━━ ENTRIES

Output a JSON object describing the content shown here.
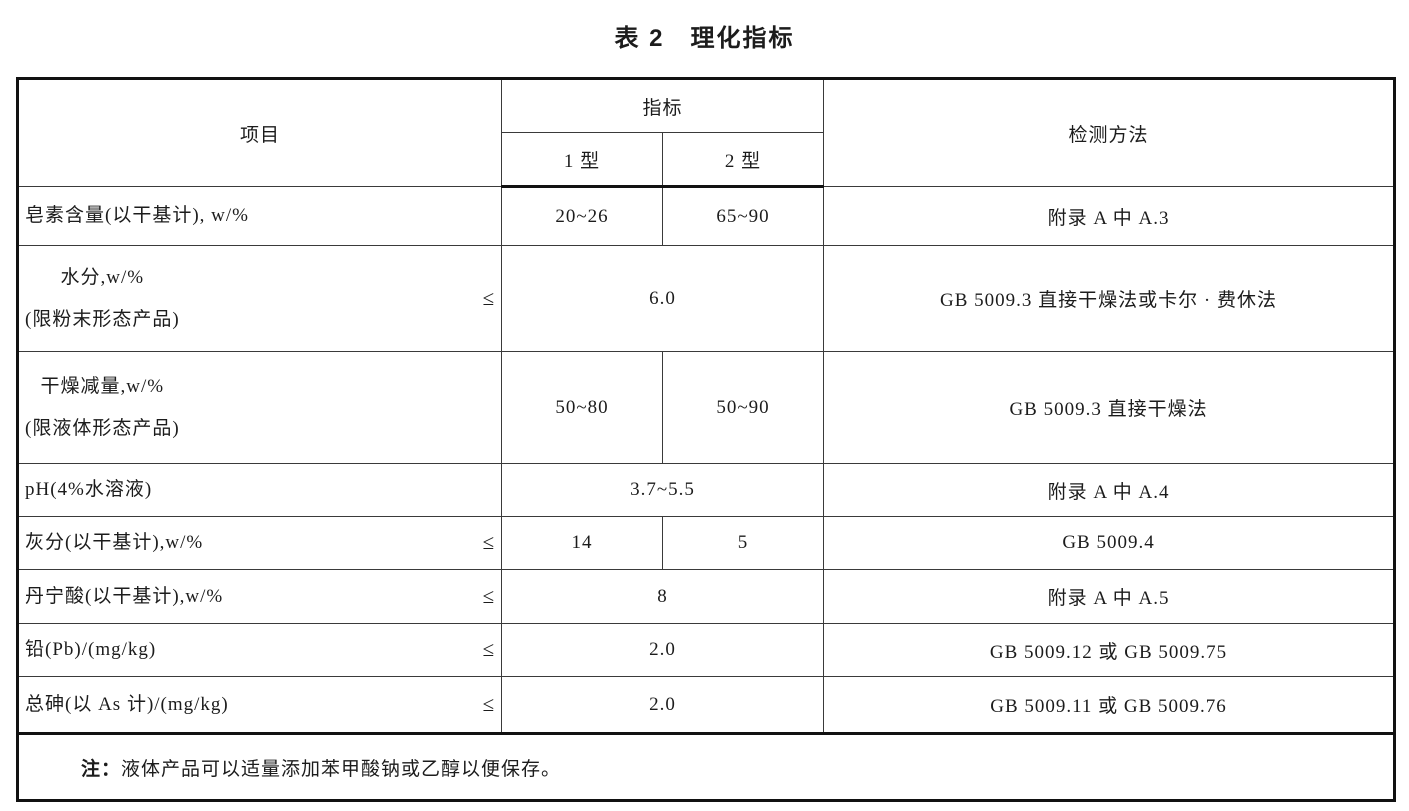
{
  "title": "表 2　理化指标",
  "table": {
    "headers": {
      "item": "项目",
      "indicator": "指标",
      "type1": "1 型",
      "type2": "2 型",
      "method": "检测方法"
    },
    "rows": [
      {
        "item_line1": "皂素含量(以干基计), w/%",
        "item_line2": "",
        "limit": "",
        "value_type1": "20~26",
        "value_type2": "65~90",
        "value_merged": "",
        "method": "附录 A 中 A.3"
      },
      {
        "item_line1": "水分,w/%",
        "item_line2": "(限粉末形态产品)",
        "limit": "≤",
        "value_type1": "",
        "value_type2": "",
        "value_merged": "6.0",
        "method": "GB 5009.3 直接干燥法或卡尔 · 费休法"
      },
      {
        "item_line1": "干燥减量,w/%",
        "item_line2": "(限液体形态产品)",
        "limit": "",
        "value_type1": "50~80",
        "value_type2": "50~90",
        "value_merged": "",
        "method": "GB 5009.3 直接干燥法"
      },
      {
        "item_line1": "pH(4%水溶液)",
        "item_line2": "",
        "limit": "",
        "value_type1": "",
        "value_type2": "",
        "value_merged": "3.7~5.5",
        "method": "附录 A 中 A.4"
      },
      {
        "item_line1": "灰分(以干基计),w/%",
        "item_line2": "",
        "limit": "≤",
        "value_type1": "14",
        "value_type2": "5",
        "value_merged": "",
        "method": "GB 5009.4"
      },
      {
        "item_line1": "丹宁酸(以干基计),w/%",
        "item_line2": "",
        "limit": "≤",
        "value_type1": "",
        "value_type2": "",
        "value_merged": "8",
        "method": "附录 A 中 A.5"
      },
      {
        "item_line1": "铅(Pb)/(mg/kg)",
        "item_line2": "",
        "limit": "≤",
        "value_type1": "",
        "value_type2": "",
        "value_merged": "2.0",
        "method": "GB 5009.12 或 GB 5009.75"
      },
      {
        "item_line1": "总砷(以 As 计)/(mg/kg)",
        "item_line2": "",
        "limit": "≤",
        "value_type1": "",
        "value_type2": "",
        "value_merged": "2.0",
        "method": "GB 5009.11 或 GB 5009.76"
      }
    ],
    "note_label": "注：",
    "note_text": "液体产品可以适量添加苯甲酸钠或乙醇以便保存。"
  }
}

━━━━

DIRECTION
Reproduce each record from above exactly; pictures do not belong in the copy.

RESPONSE BELOW
Output a JSON object describing the content shown here.
{
  "title": "表 2　理化指标",
  "table": {
    "headers": {
      "item": "项目",
      "indicator": "指标",
      "type1": "1 型",
      "type2": "2 型",
      "method": "检测方法"
    },
    "rows": [
      {
        "item_line1": "皂素含量(以干基计), w/%",
        "item_line2": "",
        "limit": "",
        "value_type1": "20~26",
        "value_type2": "65~90",
        "value_merged": "",
        "method": "附录 A 中 A.3"
      },
      {
        "item_line1": "水分,w/%",
        "item_line2": "(限粉末形态产品)",
        "limit": "≤",
        "value_type1": "",
        "value_type2": "",
        "value_merged": "6.0",
        "method": "GB 5009.3 直接干燥法或卡尔 · 费休法"
      },
      {
        "item_line1": "干燥减量,w/%",
        "item_line2": "(限液体形态产品)",
        "limit": "",
        "value_type1": "50~80",
        "value_type2": "50~90",
        "value_merged": "",
        "method": "GB 5009.3 直接干燥法"
      },
      {
        "item_line1": "pH(4%水溶液)",
        "item_line2": "",
        "limit": "",
        "value_type1": "",
        "value_type2": "",
        "value_merged": "3.7~5.5",
        "method": "附录 A 中 A.4"
      },
      {
        "item_line1": "灰分(以干基计),w/%",
        "item_line2": "",
        "limit": "≤",
        "value_type1": "14",
        "value_type2": "5",
        "value_merged": "",
        "method": "GB 5009.4"
      },
      {
        "item_line1": "丹宁酸(以干基计),w/%",
        "item_line2": "",
        "limit": "≤",
        "value_type1": "",
        "value_type2": "",
        "value_merged": "8",
        "method": "附录 A 中 A.5"
      },
      {
        "item_line1": "铅(Pb)/(mg/kg)",
        "item_line2": "",
        "limit": "≤",
        "value_type1": "",
        "value_type2": "",
        "value_merged": "2.0",
        "method": "GB 5009.12 或 GB 5009.75"
      },
      {
        "item_line1": "总砷(以 As 计)/(mg/kg)",
        "item_line2": "",
        "limit": "≤",
        "value_type1": "",
        "value_type2": "",
        "value_merged": "2.0",
        "method": "GB 5009.11 或 GB 5009.76"
      }
    ],
    "note_label": "注：",
    "note_text": "液体产品可以适量添加苯甲酸钠或乙醇以便保存。"
  }
}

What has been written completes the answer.